* What you are asked to do: Check each line of the records for "的图像与直线"; collect those that have it.

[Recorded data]
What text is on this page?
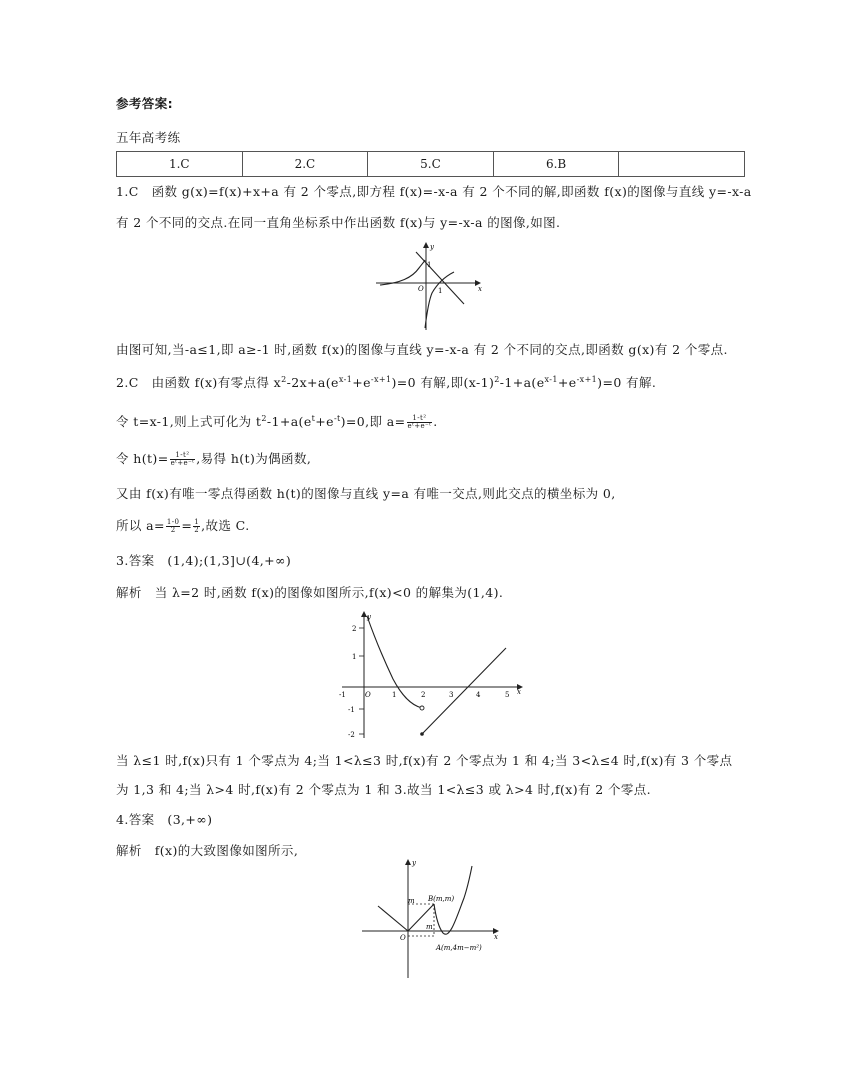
参考答案:
五年高考练
1.C	2.C	5.C	6.B	
1.C　函数 g(x)=f(x)+x+a 有 2 个零点,即方程 f(x)=-x-a 有 2 个不同的解,即函数 f(x)的图像与直线 y=-x-a
有 2 个不同的交点.在同一直角坐标系中作出函数 f(x)与 y=-x-a 的图像,如图.
y
x
O 1
1
由图可知,当-a≤1,即 a≥-1 时,函数 f(x)的图像与直线 y=-x-a 有 2 个不同的交点,即函数 g(x)有 2 个零点.
2.C　由函数 f(x)有零点得 $x^2-2x+a(e^{x-1}+e^{-x+1})=0$ 有解,即$(x-1)^2-1+a(e^{x-1}+e^{-x+1})=0$ 有解.
令 t=x-1,则上式可化为 $t^2-1+a(e^t+e^{-t})=0$,即 $a= \frac{\text{1-t²}}{\text{eᵗ+e⁻ᵗ}}$ .
令 $h(t)= \frac{\text{1-t²}}{\text{eᵗ+e⁻ᵗ}}$ ,易得 h(t)为偶函数,
又由 f(x)有唯一零点得函数 h(t)的图像与直线 y=a 有唯一交点,则此交点的横坐标为 0,
所以 $a= \frac{1-0}{2} = \frac{1}{2}$ ,故选 C.
3.答案　(1,4);(1,3]∪(4,+∞)
解析　当 λ=2 时,函数 f(x)的图像如图所示,f(x)<0 的解集为(1,4).
y
x
O
-1	1	2	3	4	5
2
1
-1
-2
当 λ≤1 时,f(x)只有 1 个零点为 4;当 1<λ≤3 时,f(x)有 2 个零点为 1 和 4;当 3<λ≤4 时,f(x)有 3 个零点
为 1,3 和 4;当 λ>4 时,f(x)有 2 个零点为 1 和 3.故当 1<λ≤3 或 λ>4 时,f(x)有 2 个零点.
4.答案　(3,+∞)
解析　f(x)的大致图像如图所示,
y
x
O
m
m
B(m,m)
A(m,4m−m²)
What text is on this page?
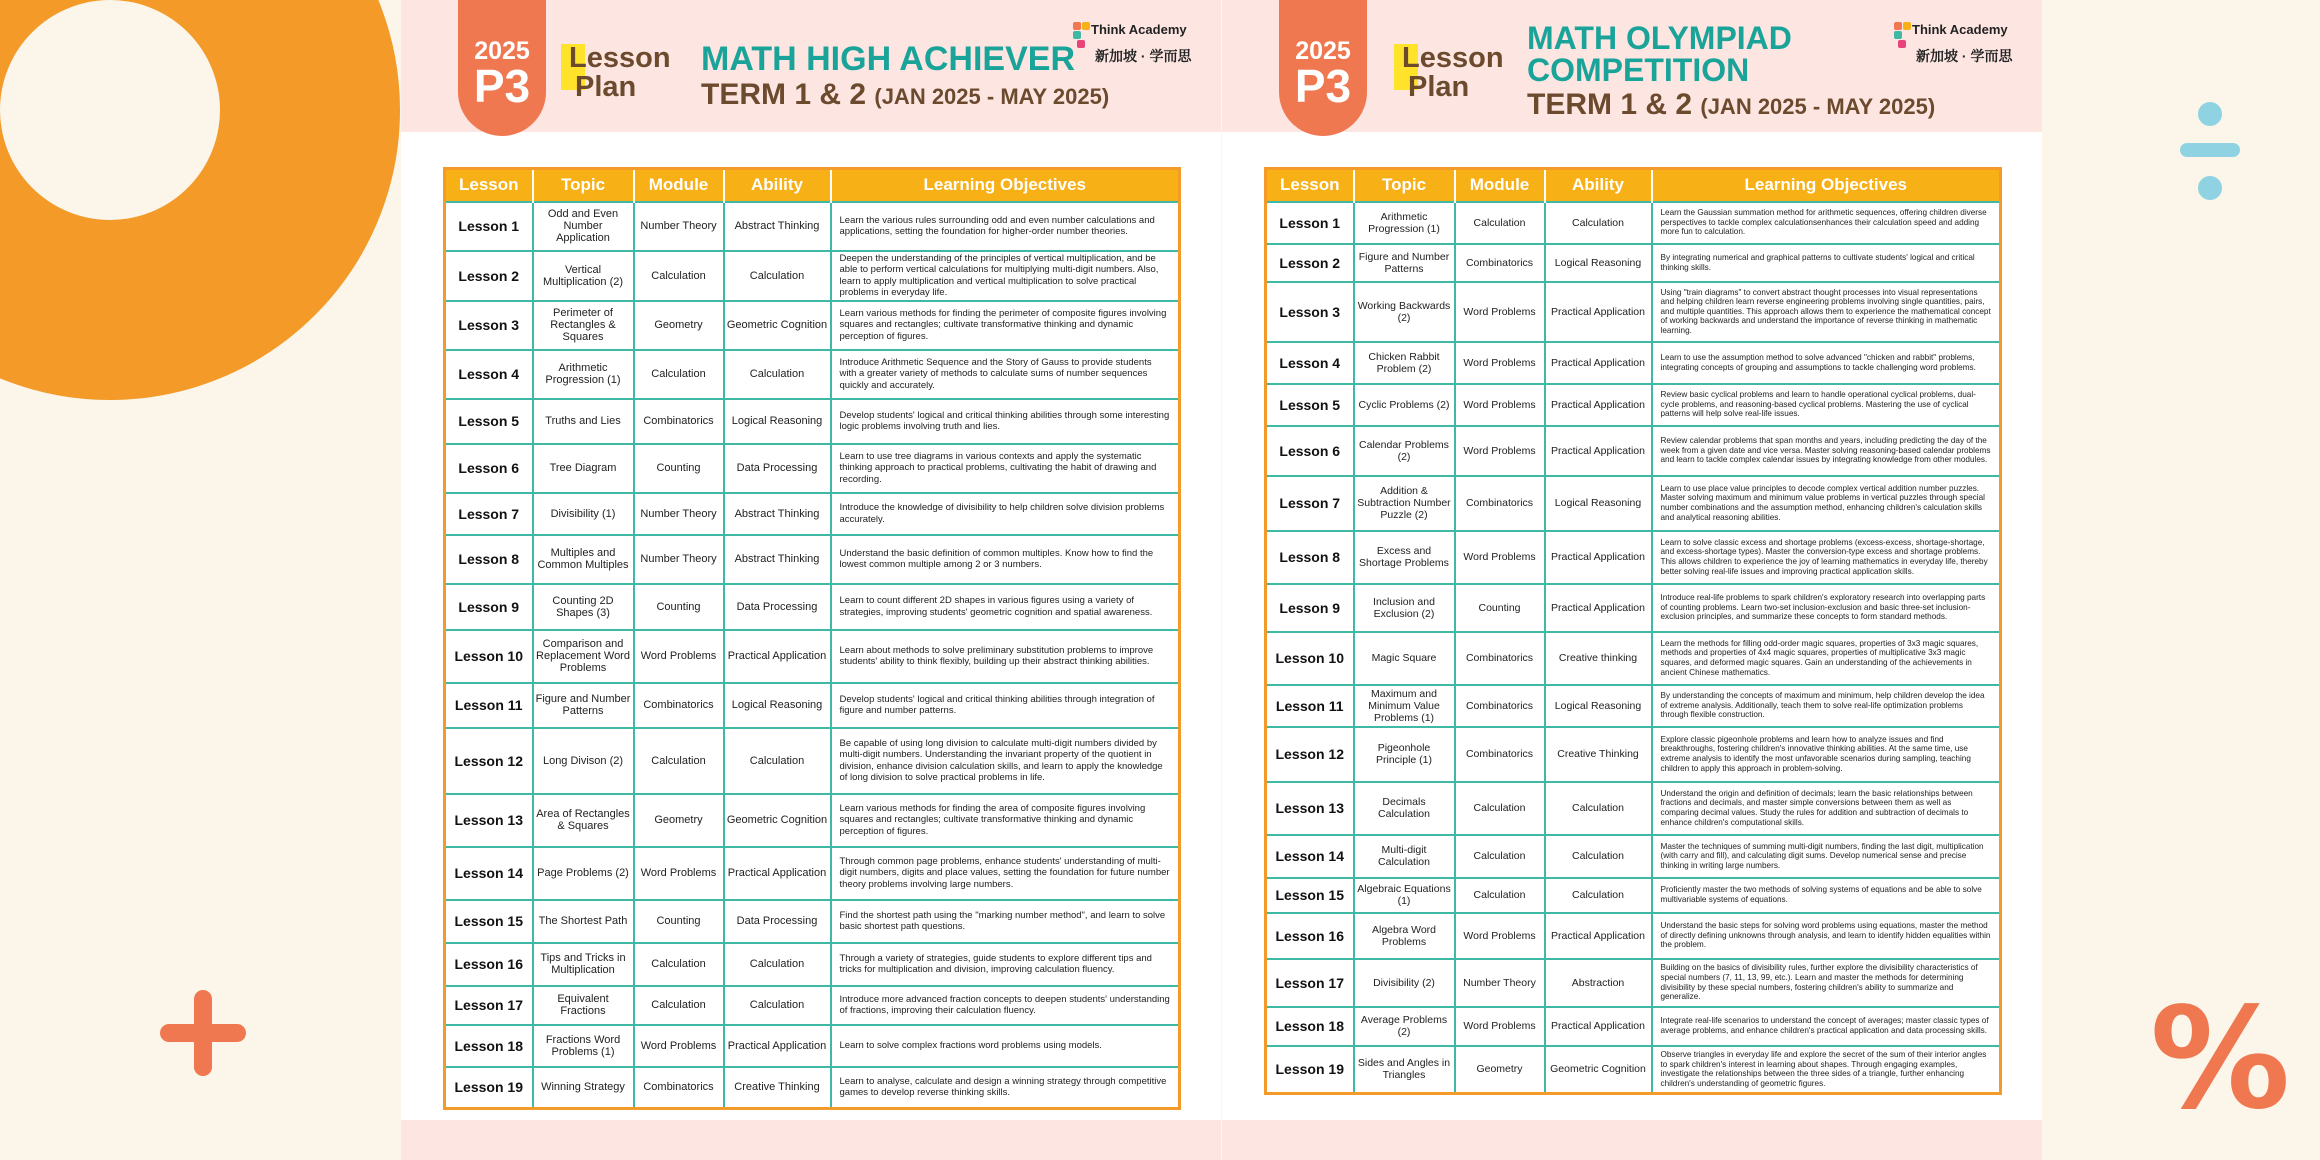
%
2025
P3
Lesson
Plan
MATH HIGH ACHIEVER
TERM 1 & 2 (JAN 2025 - MAY 2025)
Think Academy
新加坡 · 学而思
Lesson	Topic	Module	Ability	Learning Objectives
Lesson 1	Odd and Even Number Application	Number Theory	Abstract Thinking	Learn the various rules surrounding odd and even number calculations and applications, setting the foundation for higher-order number theories.
Lesson 2	Vertical Multiplication (2)	Calculation	Calculation	Deepen the understanding of the principles of vertical multiplication, and be able to perform vertical calculations for multiplying multi-digit numbers. Also, learn to apply multiplication and vertical multiplication to solve practical problems in everyday life.
Lesson 3	Perimeter of Rectangles & Squares	Geometry	Geometric Cognition	Learn various methods for finding the perimeter of composite figures involving squares and rectangles; cultivate transformative thinking and dynamic perception of figures.
Lesson 4	Arithmetic Progression (1)	Calculation	Calculation	Introduce Arithmetic Sequence and the Story of Gauss to provide students with a greater variety of methods to calculate sums of number sequences quickly and accurately.
Lesson 5	Truths and Lies	Combinatorics	Logical Reasoning	Develop students' logical and critical thinking abilities through some interesting logic problems involving truth and lies.
Lesson 6	Tree Diagram	Counting	Data Processing	Learn to use tree diagrams in various contexts and apply the systematic thinking approach to practical problems, cultivating the habit of drawing and recording.
Lesson 7	Divisibility (1)	Number Theory	Abstract Thinking	Introduce the knowledge of divisibility to help children solve division problems accurately.
Lesson 8	Multiples and Common Multiples	Number Theory	Abstract Thinking	Understand the basic definition of common multiples. Know how to find the lowest common multiple among 2 or 3 numbers.
Lesson 9	Counting 2D Shapes (3)	Counting	Data Processing	Learn to count different 2D shapes in various figures using a variety of strategies, improving students' geometric cognition and spatial awareness.
Lesson 10	Comparison and Replacement Word Problems	Word Problems	Practical Application	Learn about methods to solve preliminary substitution problems to improve students' ability to think flexibly, building up their abstract thinking abilities.
Lesson 11	Figure and Number Patterns	Combinatorics	Logical Reasoning	Develop students' logical and critical thinking abilities through integration of figure and number patterns.
Lesson 12	Long Divison (2)	Calculation	Calculation	Be capable of using long division to calculate multi-digit numbers divided by multi-digit numbers. Understanding the invariant property of the quotient in division, enhance division calculation skills, and learn to apply the knowledge of long division to solve practical problems in life.
Lesson 13	Area of Rectangles & Squares	Geometry	Geometric Cognition	Learn various methods for finding the area of composite figures involving squares and rectangles; cultivate transformative thinking and dynamic perception of figures.
Lesson 14	Page Problems (2)	Word Problems	Practical Application	Through common page problems, enhance students' understanding of multi-digit numbers, digits and place values, setting the foundation for future number theory problems involving large numbers.
Lesson 15	The Shortest Path	Counting	Data Processing	Find the shortest path using the "marking number method", and learn to solve basic shortest path questions.
Lesson 16	Tips and Tricks in Multiplication	Calculation	Calculation	Through a variety of strategies, guide students to explore different tips and tricks for multiplication and division, improving calculation fluency.
Lesson 17	Equivalent Fractions	Calculation	Calculation	Introduce more advanced fraction concepts to deepen students' understanding of fractions, improving their calculation fluency.
Lesson 18	Fractions Word Problems (1)	Word Problems	Practical Application	Learn to solve complex fractions word problems using models.
Lesson 19	Winning Strategy	Combinatorics	Creative Thinking	Learn to analyse, calculate and design a winning strategy through competitive games to develop reverse thinking skills.
2025
P3
Lesson
Plan
MATH OLYMPIAD
COMPETITION
TERM 1 & 2 (JAN 2025 - MAY 2025)
Think Academy
新加坡 · 学而思
Lesson	Topic	Module	Ability	Learning Objectives
Lesson 1	Arithmetic Progression (1)	Calculation	Calculation	Learn the Gaussian summation method for arithmetic sequences, offering children diverse perspectives to tackle complex calculationsenhances their calculation speed and adding more fun to calculation.
Lesson 2	Figure and Number Patterns	Combinatorics	Logical Reasoning	By integrating numerical and graphical patterns to cultivate students' logical and critical thinking skills.
Lesson 3	Working Backwards (2)	Word Problems	Practical Application	Using "train diagrams" to convert abstract thought processes into visual representations and helping children learn reverse engineering problems involving single quantities, pairs, and multiple quantities. This approach allows them to experience the mathematical concept of working backwards and understand the importance of reverse thinking in mathematic learning.
Lesson 4	Chicken Rabbit Problem (2)	Word Problems	Practical Application	Learn to use the assumption method to solve advanced "chicken and rabbit" problems, integrating concepts of grouping and assumptions to tackle challenging word problems.
Lesson 5	Cyclic Problems (2)	Word Problems	Practical Application	Review basic cyclical problems and learn to handle operational cyclical problems, dual-cycle problems, and reasoning-based cyclical problems. Mastering the use of cyclical patterns will help solve real-life issues.
Lesson 6	Calendar Problems (2)	Word Problems	Practical Application	Review calendar problems that span months and years, including predicting the day of the week from a given date and vice versa. Master solving reasoning-based calendar problems and learn to tackle complex calendar issues by integrating knowledge from other modules.
Lesson 7	Addition & Subtraction Number Puzzle (2)	Combinatorics	Logical Reasoning	Learn to use place value principles to decode complex vertical addition number puzzles. Master solving maximum and minimum value problems in vertical puzzles through special number combinations and the assumption method, enhancing children's calculation skills and analytical reasoning abilities.
Lesson 8	Excess and Shortage Problems	Word Problems	Practical Application	Learn to solve classic excess and shortage problems (excess-excess, shortage-shortage, and excess-shortage types). Master the conversion-type excess and shortage problems. This allows children to experience the joy of learning mathematics in everyday life, thereby better solving real-life issues and improving practical application skills.
Lesson 9	Inclusion and Exclusion (2)	Counting	Practical Application	Introduce real-life problems to spark children's exploratory research into overlapping parts of counting problems. Learn two-set inclusion-exclusion and basic three-set inclusion-exclusion principles, and summarize these concepts to form standard methods.
Lesson 10	Magic Square	Combinatorics	Creative thinking	Learn the methods for filling odd-order magic squares, properties of 3x3 magic squares, methods and properties of 4x4 magic squares, properties of multiplicative 3x3 magic squares, and deformed magic squares. Gain an understanding of the achievements in ancient Chinese mathematics.
Lesson 11	Maximum and Minimum Value Problems (1)	Combinatorics	Logical Reasoning	By understanding the concepts of maximum and minimum, help children develop the idea of extreme analysis. Additionally, teach them to solve real-life optimization problems through flexible construction.
Lesson 12	Pigeonhole Principle (1)	Combinatorics	Creative Thinking	Explore classic pigeonhole problems and learn how to analyze issues and find breakthroughs, fostering children's innovative thinking abilities. At the same time, use extreme analysis to identify the most unfavorable scenarios during sampling, teaching children to apply this approach in problem-solving.
Lesson 13	Decimals Calculation	Calculation	Calculation	Understand the origin and definition of decimals; learn the basic relationships between fractions and decimals, and master simple conversions between them as well as comparing decimal values. Study the rules for addition and subtraction of decimals to enhance children's computational skills.
Lesson 14	Multi-digit Calculation	Calculation	Calculation	Master the techniques of summing multi-digit numbers, finding the last digit, multiplication (with carry and fill), and calculating digit sums. Develop numerical sense and precise thinking in writing large numbers.
Lesson 15	Algebraic Equations (1)	Calculation	Calculation	Proficiently master the two methods of solving systems of equations and be able to solve multivariable systems of equations.
Lesson 16	Algebra Word Problems	Word Problems	Practical Application	Understand the basic steps for solving word problems using equations, master the method of directly defining unknowns through analysis, and learn to identify hidden equalities within the problem.
Lesson 17	Divisibility (2)	Number Theory	Abstraction	Building on the basics of divisibility rules, further explore the divisibility characteristics of special numbers (7, 11, 13, 99, etc.). Learn and master the methods for determining divisibility by these special numbers, fostering children's ability to summarize and generalize.
Lesson 18	Average Problems (2)	Word Problems	Practical Application	Integrate real-life scenarios to understand the concept of averages; master classic types of average problems, and enhance children's practical application and data processing skills.
Lesson 19	Sides and Angles in Triangles	Geometry	Geometric Cognition	Observe triangles in everyday life and explore the secret of the sum of their interior angles to spark children's interest in learning about shapes. Through engaging examples, investigate the relationships between the three sides of a triangle, further enhancing children's understanding of geometric figures.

* Output for this task:
1.C　函数 g(x)=f(x)+x+a 有 2 个零点,即方程 f(x)=-x-a 有 2 个不同的解,即函数 f(x)的图像与直线 y=-x-a
由图可知,当-a≤1,即 a≥-1 时,函数 f(x)的图像与直线 y=-x-a 有 2 个不同的交点,即函数 g(x)有 2 个零点.
又由 f(x)有唯一零点得函数 h(t)的图像与直线 y=a 有唯一交点,则此交点的横坐标为 0,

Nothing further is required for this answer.